• Aim
Your task is to copy every line of the records below that contains "object".

• Exercise data
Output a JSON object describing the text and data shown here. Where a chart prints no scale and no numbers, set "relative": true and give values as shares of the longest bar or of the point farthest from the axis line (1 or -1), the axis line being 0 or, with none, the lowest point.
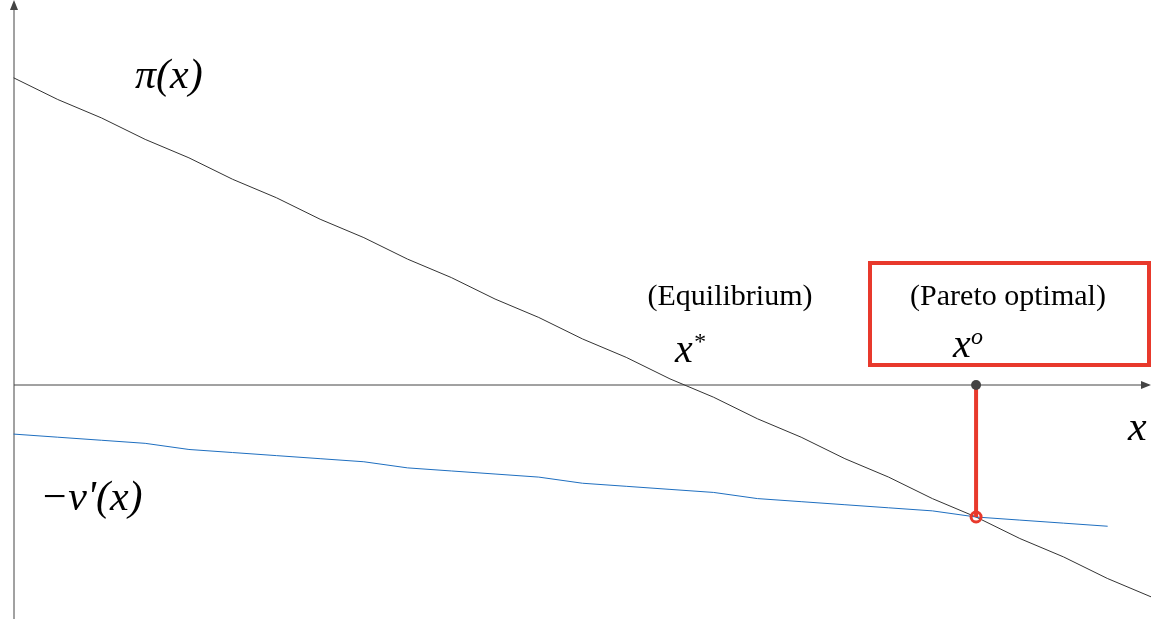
{
  "chart_data": {
    "type": "line",
    "relative": true,
    "xlabel": "x",
    "legend": false,
    "marker": "none",
    "line_style": "solid",
    "categories": [
      null,
      null,
      null,
      null,
      null,
      null,
      null,
      null,
      null,
      null,
      null,
      null,
      null,
      null,
      null,
      null,
      null,
      null,
      null,
      null,
      null,
      null,
      null,
      null,
      null,
      null,
      null
    ],
    "series": [
      {
        "name": "π(x)",
        "color": "#333333",
        "values": [
          1.0,
          0.93,
          0.87,
          0.8,
          0.74,
          0.67,
          0.61,
          0.54,
          0.48,
          0.41,
          0.35,
          0.28,
          0.22,
          0.15,
          0.09,
          0.02,
          -0.04,
          -0.11,
          -0.17,
          -0.24,
          -0.3,
          -0.37,
          -0.43,
          -0.5,
          -0.56,
          -0.63,
          -0.69
        ]
      },
      {
        "name": "−v'(x)",
        "color": "#1f6fc0",
        "values": [
          -0.16,
          -0.17,
          -0.18,
          -0.19,
          -0.21,
          -0.22,
          -0.23,
          -0.24,
          -0.25,
          -0.27,
          -0.28,
          -0.29,
          -0.3,
          -0.32,
          -0.33,
          -0.34,
          -0.35,
          -0.37,
          -0.38,
          -0.39,
          -0.4,
          -0.41,
          -0.43,
          -0.44,
          -0.45,
          -0.46,
          null
        ]
      }
    ],
    "annotations": [
      "(Equilibrium)",
      "x$^{*}$",
      "(Pareto optimal)",
      "x$^{o}$"
    ]
  }
}
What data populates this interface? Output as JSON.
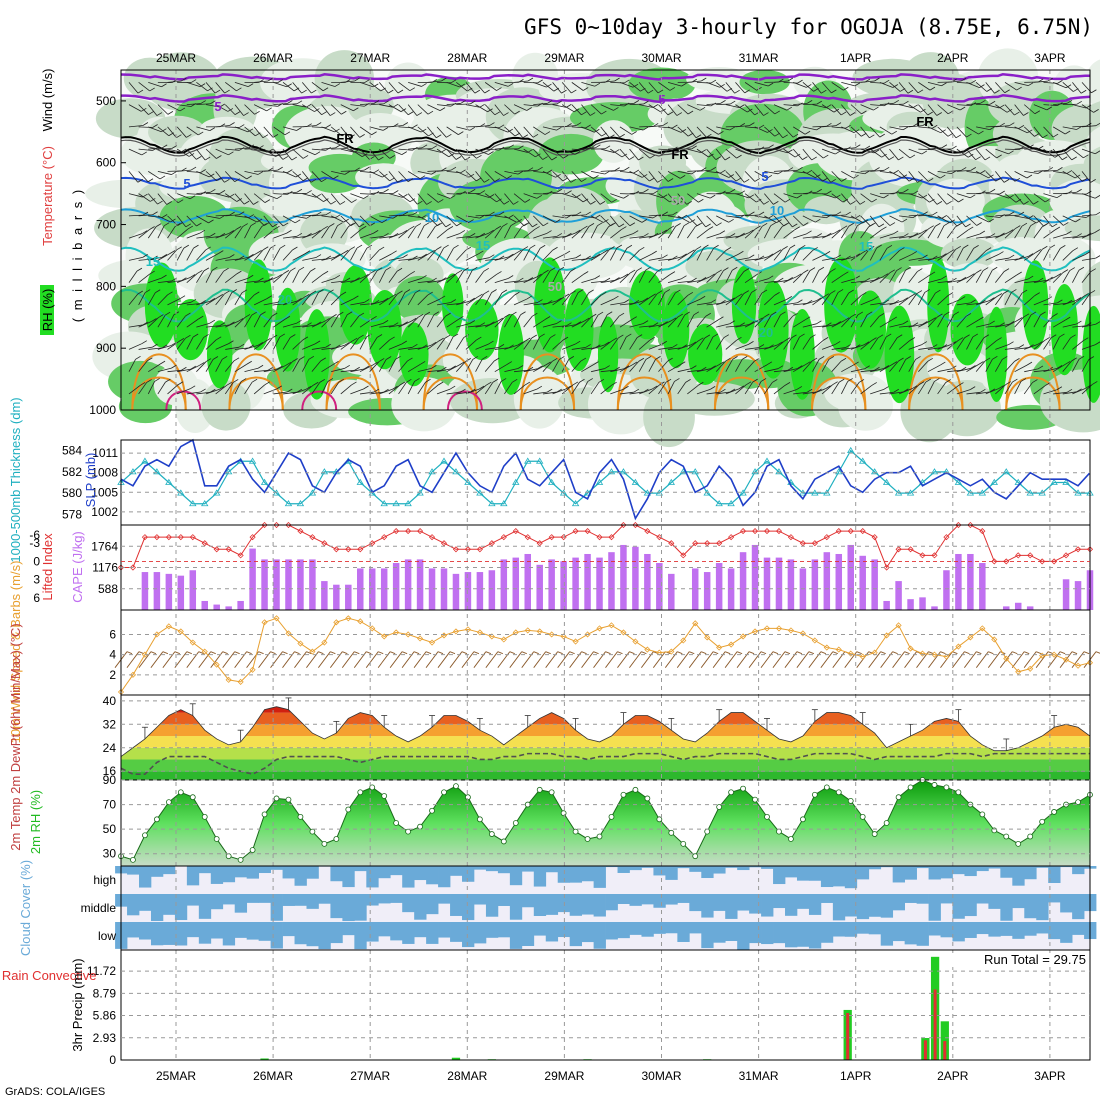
{
  "title": "GFS 0~10day 3-hourly for OGOJA (8.75E, 6.75N)",
  "credit": "GrADS: COLA/IGES",
  "colors": {
    "rh_light": "#e8f0e8",
    "rh_mid": "#c8dcc8",
    "rh_green": "#66cc66",
    "rh_bright": "#22dd22",
    "temp_purple": "#8a1fc8",
    "temp_blue": "#1f4fd8",
    "temp_lightblue": "#1f9fd8",
    "temp_teal": "#1fbfbf",
    "temp_green": "#1fbf8f",
    "temp_orange": "#e89020",
    "temp_magenta": "#d0207f",
    "slp": "#1f3fc8",
    "thickness": "#20b0c0",
    "lifted": "#e03030",
    "cape": "#c070f0",
    "wind": "#e8a030",
    "barb": "#8b5a2b",
    "dewpt": "#505050",
    "rh2m": "#22bb22",
    "cloud": "#6aaad8",
    "cloud_bg": "#f0eef8",
    "precip_total": "#22cc22",
    "precip_conv": "#e03030"
  },
  "chart_data": {
    "type": "meteogram",
    "dates": [
      "25MAR",
      "26MAR",
      "27MAR",
      "28MAR",
      "29MAR",
      "30MAR",
      "31MAR",
      "1APR",
      "2APR",
      "3APR"
    ],
    "panels": [
      {
        "name": "pressure-cross-section",
        "type": "heatmap",
        "ylabel_rh": "RH (%)",
        "ylabel_temp": "Temperature (°C)",
        "ylabel_wind": "Wind (m/s)",
        "ylabel_units": "( m i l l i b a r s )",
        "yticks": [
          "500",
          "600",
          "700",
          "800",
          "900",
          "1000"
        ],
        "ylim": [
          1000,
          450
        ],
        "contour_labels": [
          "5",
          "5",
          "FR",
          "FR",
          "FR",
          "5",
          "5",
          "10",
          "10",
          "15",
          "15",
          "15",
          "20",
          "20",
          "50",
          "50"
        ]
      },
      {
        "name": "slp-thickness",
        "type": "line",
        "ylabel_left": "1000-500mb Thickness (dm)",
        "ylabel_right": "SLP (mb)",
        "yticks_left": [
          "584",
          "582",
          "580",
          "578"
        ],
        "yticks_right": [
          "1011",
          "1008",
          "1005",
          "1002"
        ],
        "slp_range": [
          1000,
          1013
        ],
        "thickness_range": [
          577,
          585
        ],
        "slp": [
          1007,
          1006,
          1009,
          1010,
          1009,
          1012,
          1013,
          1006,
          1006,
          1009,
          1010,
          1007,
          1005,
          1008,
          1011,
          1010,
          1006,
          1005,
          1008,
          1010,
          1009,
          1005,
          1006,
          1009,
          1010,
          1006,
          1005,
          1008,
          1011,
          1008,
          1006,
          1005,
          1009,
          1011,
          1007,
          1006,
          1008,
          1010,
          1005,
          1004,
          1008,
          1010,
          1007,
          1001,
          1004,
          1008,
          1010,
          1009,
          1005,
          1006,
          1009,
          1007,
          1003,
          1005,
          1009,
          1010,
          1006,
          1004,
          1007,
          1008,
          1009,
          1006,
          1005,
          1007,
          1008,
          1008,
          1009,
          1006,
          1007,
          1008,
          1007,
          1006,
          1007,
          1005,
          1004,
          1006,
          1008,
          1007,
          1007,
          1007,
          1006,
          1008
        ],
        "thickness": [
          581,
          582,
          583,
          582,
          581,
          580,
          579,
          579,
          580,
          582,
          583,
          583,
          581,
          580,
          579,
          579,
          580,
          582,
          582,
          583,
          581,
          580,
          579,
          579,
          579,
          580,
          582,
          583,
          582,
          581,
          580,
          579,
          579,
          581,
          583,
          583,
          581,
          580,
          579,
          580,
          581,
          582,
          582,
          581,
          580,
          580,
          581,
          582,
          582,
          580,
          579,
          579,
          580,
          582,
          583,
          582,
          581,
          580,
          580,
          580,
          582,
          584,
          583,
          582,
          581,
          580,
          580,
          581,
          582,
          582,
          581,
          580,
          580,
          581,
          582,
          581,
          580,
          580,
          581,
          581,
          580,
          580
        ],
        "colors": {
          "slp": "#1f3fc8",
          "thickness": "#20b0c0"
        }
      },
      {
        "name": "cape-lifted",
        "type": "bar",
        "ylabel_left": "Lifted Index",
        "ylabel_right": "CAPE (J/kg)",
        "yticks_left": [
          "-3",
          "0",
          "3",
          "6"
        ],
        "yticks_right": [
          "1764",
          "1176",
          "588"
        ],
        "yticks_left_top": "-6",
        "cape_range": [
          0,
          2352
        ],
        "li_range": [
          -6,
          8
        ],
        "cape": [
          0,
          0,
          1050,
          1050,
          1000,
          950,
          1100,
          250,
          150,
          100,
          250,
          1700,
          1400,
          1400,
          1400,
          1400,
          1400,
          800,
          700,
          700,
          1150,
          1150,
          1150,
          1300,
          1400,
          1400,
          1150,
          1150,
          1000,
          1050,
          1050,
          1100,
          1400,
          1450,
          1550,
          1250,
          1400,
          1350,
          1450,
          1550,
          1450,
          1600,
          1800,
          1750,
          1550,
          1300,
          1000,
          0,
          1150,
          1050,
          1300,
          1150,
          1600,
          1800,
          1450,
          1450,
          1400,
          1150,
          1400,
          1600,
          1550,
          1800,
          1500,
          1400,
          250,
          800,
          300,
          350,
          100,
          1100,
          1550,
          1550,
          1300,
          0,
          100,
          200,
          100,
          0,
          0,
          850,
          800,
          1100
        ],
        "lifted_index": [
          1,
          1,
          -4,
          -4,
          -4,
          -4,
          -4,
          -3,
          -2,
          -2,
          -1,
          -4,
          -6,
          -6,
          -6,
          -5,
          -4,
          -3,
          -2,
          -2,
          -2,
          -3,
          -4,
          -5,
          -5,
          -5,
          -4,
          -3,
          -2,
          -2,
          -2,
          -3,
          -4,
          -5,
          -4,
          -3,
          -4,
          -4,
          -5,
          -5,
          -4,
          -4,
          -6,
          -6,
          -5,
          -4,
          -3,
          -1,
          -3,
          -3,
          -3,
          -4,
          -5,
          -5,
          -5,
          -5,
          -4,
          -3,
          -3,
          -4,
          -5,
          -5,
          -5,
          -4,
          1,
          -2,
          -2,
          -1,
          -1,
          -4,
          -6,
          -6,
          -5,
          0,
          0,
          -1,
          -1,
          0,
          0,
          -1,
          -2,
          -2
        ],
        "colors": {
          "cape": "#c070f0",
          "lifted": "#e03030"
        }
      },
      {
        "name": "wind-10m",
        "type": "line",
        "ylabel": "10m Wind Speed & Barbs (m/s)",
        "yticks": [
          "6",
          "4",
          "2"
        ],
        "ylim": [
          0,
          8
        ],
        "values": [
          0.3,
          2,
          4,
          6,
          6.8,
          6.3,
          5.2,
          4.3,
          3,
          1.5,
          1.3,
          2.5,
          7.2,
          7.6,
          6.1,
          5.1,
          4.3,
          5.2,
          7.2,
          7.6,
          7.3,
          6.6,
          5.8,
          6.2,
          6,
          5.6,
          5.2,
          5.9,
          6.3,
          6.5,
          6.2,
          5.8,
          5.5,
          6.2,
          6.4,
          6.3,
          6,
          5.8,
          5.3,
          6,
          6.6,
          6.9,
          6.2,
          5.3,
          4.5,
          4.2,
          4.3,
          5.4,
          7.1,
          5.7,
          4.7,
          5,
          5.8,
          6.3,
          6.6,
          6.6,
          6.4,
          6.1,
          5.4,
          4.7,
          4.5,
          4.1,
          3.8,
          4.2,
          5.9,
          6.9,
          4.6,
          4.1,
          4,
          3.8,
          4.8,
          5.7,
          6.6,
          5.5,
          3.6,
          2.3,
          2.6,
          3.9,
          4,
          3.5,
          2.9,
          3.2
        ],
        "colors": {
          "line": "#e8a030",
          "barb": "#8b5a2b"
        }
      },
      {
        "name": "temp-2m",
        "type": "area",
        "ylabel": "2m Temp 2m DewPt (6hr Min/Max) (°C)",
        "yticks": [
          "40",
          "32",
          "24",
          "16"
        ],
        "ylim": [
          13,
          42
        ],
        "temp": [
          21,
          24,
          27,
          31,
          35,
          37,
          35,
          30,
          27,
          25,
          26,
          31,
          37,
          38,
          37,
          33,
          29,
          27,
          29,
          34,
          36,
          35,
          31,
          28,
          26,
          28,
          31,
          35,
          35,
          33,
          30,
          28,
          25,
          28,
          31,
          34,
          36,
          34,
          30,
          27,
          26,
          28,
          32,
          35,
          35,
          33,
          30,
          27,
          26,
          29,
          33,
          36,
          36,
          33,
          30,
          27,
          26,
          28,
          33,
          36,
          36,
          35,
          32,
          29,
          24,
          26,
          28,
          30,
          33,
          34,
          33,
          28,
          25,
          23,
          23,
          24,
          26,
          28,
          31,
          32,
          31,
          28
        ],
        "dewpt": [
          17,
          15,
          15,
          19,
          21,
          21,
          21,
          21,
          19,
          17,
          16,
          15,
          17,
          20,
          21,
          21,
          21,
          21,
          21,
          20,
          19,
          20,
          21,
          21,
          21,
          21,
          21,
          21,
          21,
          21,
          20,
          20,
          21,
          21,
          22,
          22,
          22,
          21,
          21,
          20,
          21,
          21,
          21,
          22,
          22,
          22,
          21,
          20,
          21,
          21,
          22,
          22,
          22,
          22,
          21,
          20,
          20,
          21,
          22,
          22,
          22,
          22,
          21,
          20,
          21,
          21,
          21,
          21,
          21,
          22,
          22,
          22,
          21,
          22,
          22,
          22,
          22,
          22,
          22,
          22,
          22,
          22
        ],
        "colors": {
          "dewpt": "#505050"
        }
      },
      {
        "name": "rh-2m",
        "type": "area",
        "ylabel": "2m RH (%)",
        "yticks": [
          "90",
          "70",
          "50",
          "30"
        ],
        "ylim": [
          20,
          90
        ],
        "values": [
          28,
          25,
          45,
          58,
          72,
          80,
          76,
          60,
          42,
          28,
          25,
          33,
          62,
          75,
          74,
          60,
          48,
          38,
          42,
          66,
          80,
          84,
          77,
          55,
          48,
          52,
          65,
          80,
          85,
          76,
          58,
          46,
          40,
          55,
          70,
          82,
          80,
          63,
          48,
          42,
          44,
          60,
          78,
          82,
          75,
          58,
          47,
          38,
          28,
          48,
          68,
          80,
          83,
          74,
          60,
          48,
          42,
          58,
          78,
          84,
          80,
          73,
          60,
          46,
          55,
          76,
          84,
          90,
          86,
          84,
          80,
          70,
          62,
          49,
          44,
          38,
          44,
          56,
          64,
          70,
          72,
          78
        ],
        "colors": {
          "line": "#22bb22"
        }
      },
      {
        "name": "cloud-cover",
        "type": "area",
        "ylabel": "Cloud Cover (%)",
        "levels": [
          "high",
          "middle",
          "low"
        ]
      },
      {
        "name": "precip-3hr",
        "type": "bar",
        "ylabel_left": "Total / Rain Convective",
        "ylabel_right": "3hr Precip (mm)",
        "yticks": [
          "11.72",
          "8.79",
          "5.86",
          "2.93",
          "0"
        ],
        "ylim": [
          0,
          14.5
        ],
        "annotation": "Run Total = 29.75",
        "total": [
          0,
          0,
          0,
          0,
          0,
          0,
          0,
          0,
          0,
          0,
          0,
          0,
          0.2,
          0,
          0,
          0,
          0,
          0,
          0,
          0,
          0,
          0,
          0,
          0,
          0,
          0,
          0,
          0,
          0.3,
          0,
          0,
          0.1,
          0,
          0,
          0,
          0,
          0,
          0,
          0,
          0.1,
          0,
          0,
          0,
          0,
          0,
          0,
          0,
          0,
          0,
          0.1,
          0,
          0,
          0,
          0,
          0,
          0,
          0,
          0,
          0,
          0,
          0,
          0,
          0,
          0,
          0,
          0,
          0,
          0,
          0,
          0,
          0,
          0,
          0,
          0,
          0,
          0,
          0,
          0,
          0,
          0,
          0,
          0
        ],
        "spikes": [
          {
            "day": 7.0,
            "total": 6.6,
            "conv": 6.2
          },
          {
            "day": 7.8,
            "total": 2.9,
            "conv": 2.6
          },
          {
            "day": 7.9,
            "total": 13.6,
            "conv": 9.3
          },
          {
            "day": 8.0,
            "total": 5.1,
            "conv": 2.5
          }
        ],
        "colors": {
          "total": "#22cc22",
          "conv": "#e03030"
        }
      }
    ]
  }
}
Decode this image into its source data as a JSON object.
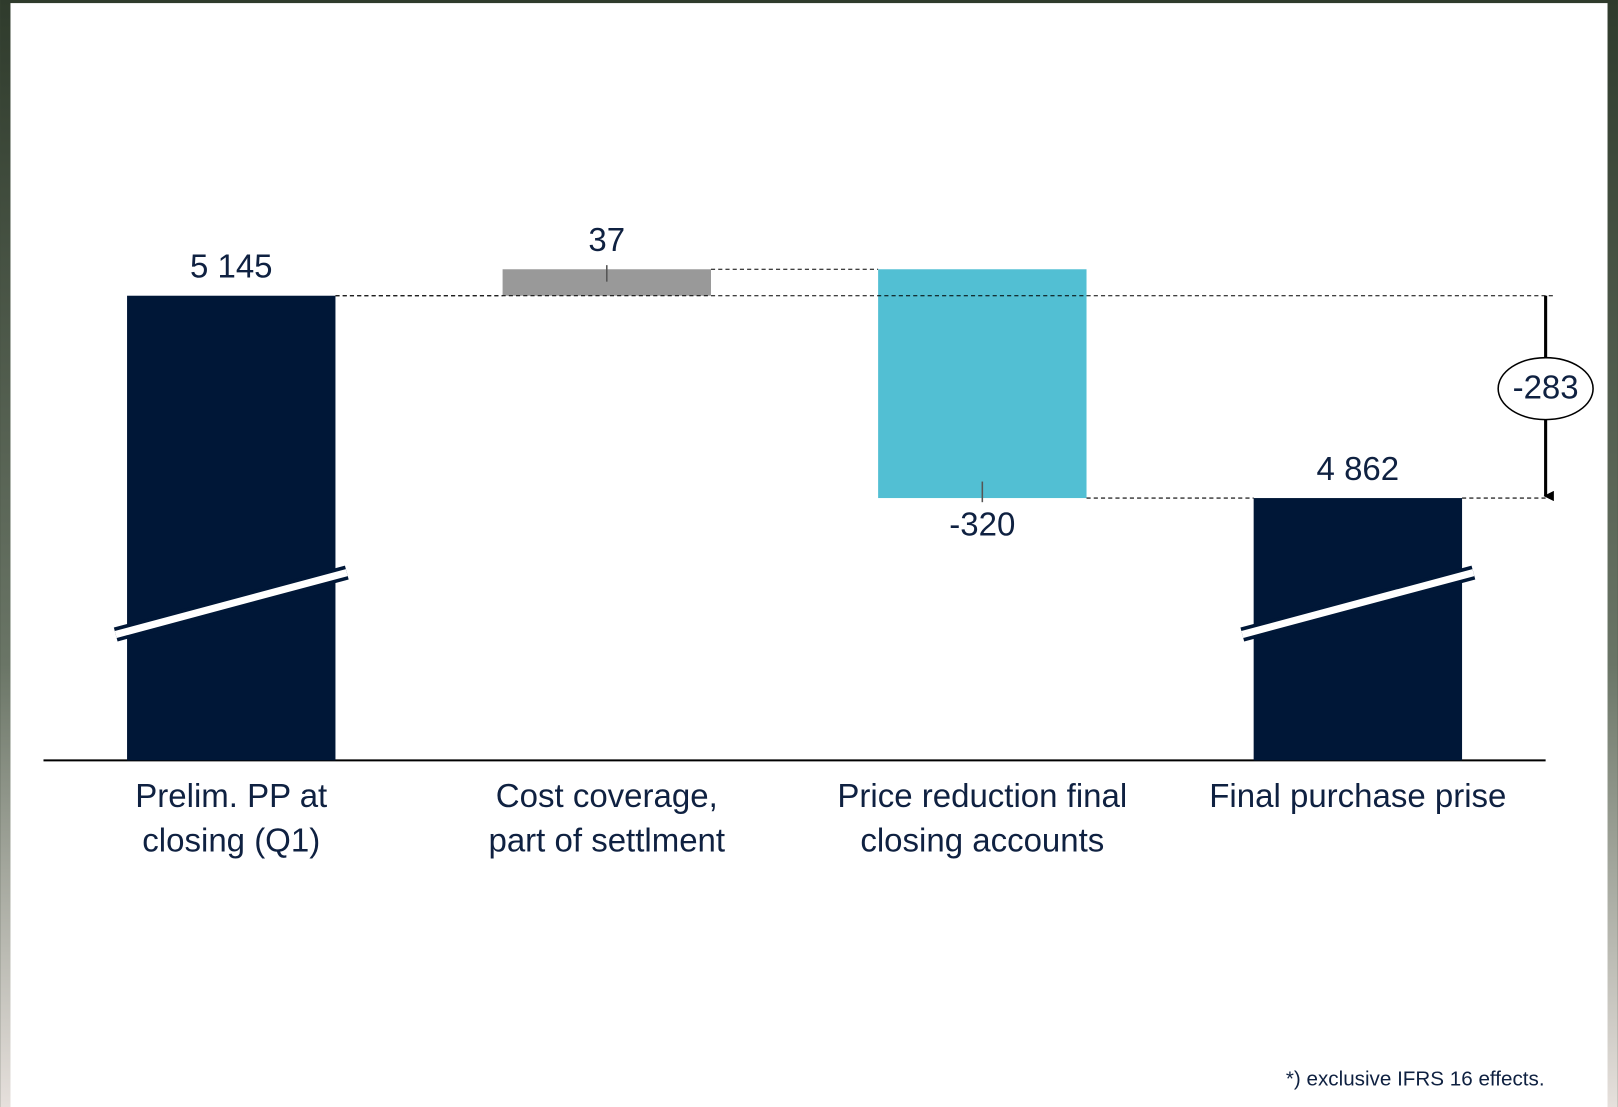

• Written solution
Output a JSON object describing the text and data shown here. Where a chart prints no scale and no numbers, set "relative": true and give values as shares of the longest bar or of the point farthest from the axis line (1 or -1), the axis line being 0 or, with none, the lowest point.
Decode this image into its source data as a JSON object.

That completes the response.